### INPUT MATERIAL
****************************************
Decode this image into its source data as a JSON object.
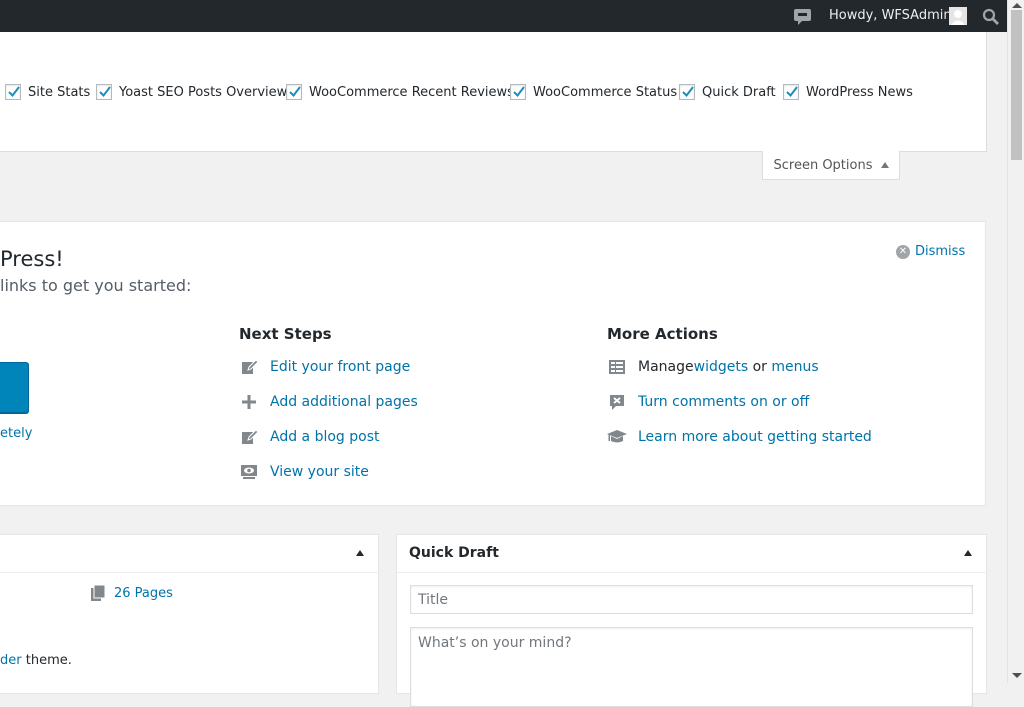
{
  "admin_bar": {
    "greeting": "Howdy, WFSAdmin",
    "icons": [
      "comment-icon",
      "avatar",
      "search-icon"
    ],
    "background": "#23282d"
  },
  "screen_options": {
    "checkboxes": [
      {
        "label": "Site Stats",
        "checked": true
      },
      {
        "label": "Yoast SEO Posts Overview",
        "checked": true
      },
      {
        "label": "WooCommerce Recent Reviews",
        "checked": true
      },
      {
        "label": "WooCommerce Status",
        "checked": true
      },
      {
        "label": "Quick Draft",
        "checked": true
      },
      {
        "label": "WordPress News",
        "checked": true
      }
    ],
    "tab_label": "Screen Options"
  },
  "welcome": {
    "title_fragment": "Press!",
    "about_fragment": "links to get you started:",
    "dismiss_label": "Dismiss",
    "completely_fragment": "etely",
    "next_steps": {
      "heading": "Next Steps",
      "items": [
        {
          "label": "Edit your front page",
          "icon": "edit-icon"
        },
        {
          "label": "Add additional pages",
          "icon": "plus-icon"
        },
        {
          "label": "Add a blog post",
          "icon": "edit-icon"
        },
        {
          "label": "View your site",
          "icon": "view-icon"
        }
      ]
    },
    "more_actions": {
      "heading": "More Actions",
      "manage_prefix": "Manage ",
      "widgets_label": "widgets",
      "or_label": " or ",
      "menus_label": "menus",
      "comments_label": "Turn comments on or off",
      "learn_label": "Learn more about getting started"
    }
  },
  "at_a_glance": {
    "pages_label": "26 Pages",
    "theme_link_fragment": "der",
    "theme_suffix": " theme."
  },
  "quick_draft": {
    "title": "Quick Draft",
    "title_placeholder": "Title",
    "content_placeholder": "What’s on your mind?"
  },
  "colors": {
    "link": "#0073aa",
    "primary_button": "#0085ba",
    "page_background": "#f1f1f1"
  }
}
****************************************
### TASK DESCRIPTION
Each line in the data that holds the string "started" should be found and copied.

### ANSWER
    "about_fragment": "links to get you started:",
      "learn_label": "Learn more about getting started"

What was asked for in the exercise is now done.